## TRECHO DE ORIGEM
==========
O capítulo introdutório resume como as práticas de meditação estão contribuindo para o florescimento de uma cultura universal de paz e amor que se adéqua, perfeitamente, ao pensamento de vanguarda brasileiro. O segundo capítulo discute a origem e o desenvolvimento da arte e da ciência da meditação a partir das metáforas presentes na Bhagavad Gītā. O terceiro trata da essência do Yoga e como ele nos harmoniza com o sagrado (dharma). Descreve a arte reparativa que nos revela a essência (śuddha) do sagrado (dharma). O quarto trata da imanência e da transcendência do amor universal, esse sentimento poderoso que nos revela o aspecto de sagrado de todas as coisas. O quinto discute a ciência do Ser descrita na Bhagavad Gītā e a teoria epistemológica que lhe dá sustentação. O sexto faz um inventário das contribuições que estão dando forma à nossa cultura de vanguarda. O sétimo trata do sentimento sintrópico que promove a sinfonia da alma e a percepção do sagrado no mundo, encaminhando-nos em direção à civilização da síntese. O oitavo representa um testemunho sobre o poder de confiar a nossa vontade à arte de descobrir a presença do sagrado em si mesmo. O nono faz um inventário da jornada do herói até o encontro com os mestres.  O décimo considera o sujeito em sua relação com as experiências determinantes do processo de transfiguração interior. O décimo primeiro trata da disciplina sintrópica e ilustra como a família pode funcionar como uma egrégora de acolhimento, promovendo o processo regenerativo, não apenas dos seus membros, mas de todo o nicho ecológico onde ela se insere. E a Conclusão mostra, em suma, como a arte e a ciência da meditação descritas na Bhagavad Gītā definem a cultura de vanguarda deste novo milênio. O anexo apresenta um pequeno opúsculos sobre a gestão sintrópica, ilustrando como agir no mundo em sintonia com a compreensão de que, assim como o planeta Terra, as instituições humanas também constituem corpos vivos, que, em harmonia com o seu ambiente, crescem e se aprimoram. Por fim, o testemunho de Mrityunjayanand Jee revela o reconhecimento deste trabalho em torno de śraddhā.
==========
## DADOS FORNECIDOS
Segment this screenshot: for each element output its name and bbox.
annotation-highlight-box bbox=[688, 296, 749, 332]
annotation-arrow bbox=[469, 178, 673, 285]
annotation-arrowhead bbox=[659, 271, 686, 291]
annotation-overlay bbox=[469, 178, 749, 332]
==========
## CONJUNTO DE TAREFAS
A: No trecho de origem, qual é o tema do quinto capítulo?
B: Enumere todos os capítulos numerados do trecho de origem cuja descrição menciona o sagrado.
Os dados não são usados nesta etapa.

## RESPOSTAS COMPLETAS
A: A ciência do Ser descrita na Bhagavad Gītā e a teoria epistemológica que lhe dá sustentação.

B:
- Terceiro
- Quarto
- Sétimo
- Oitavo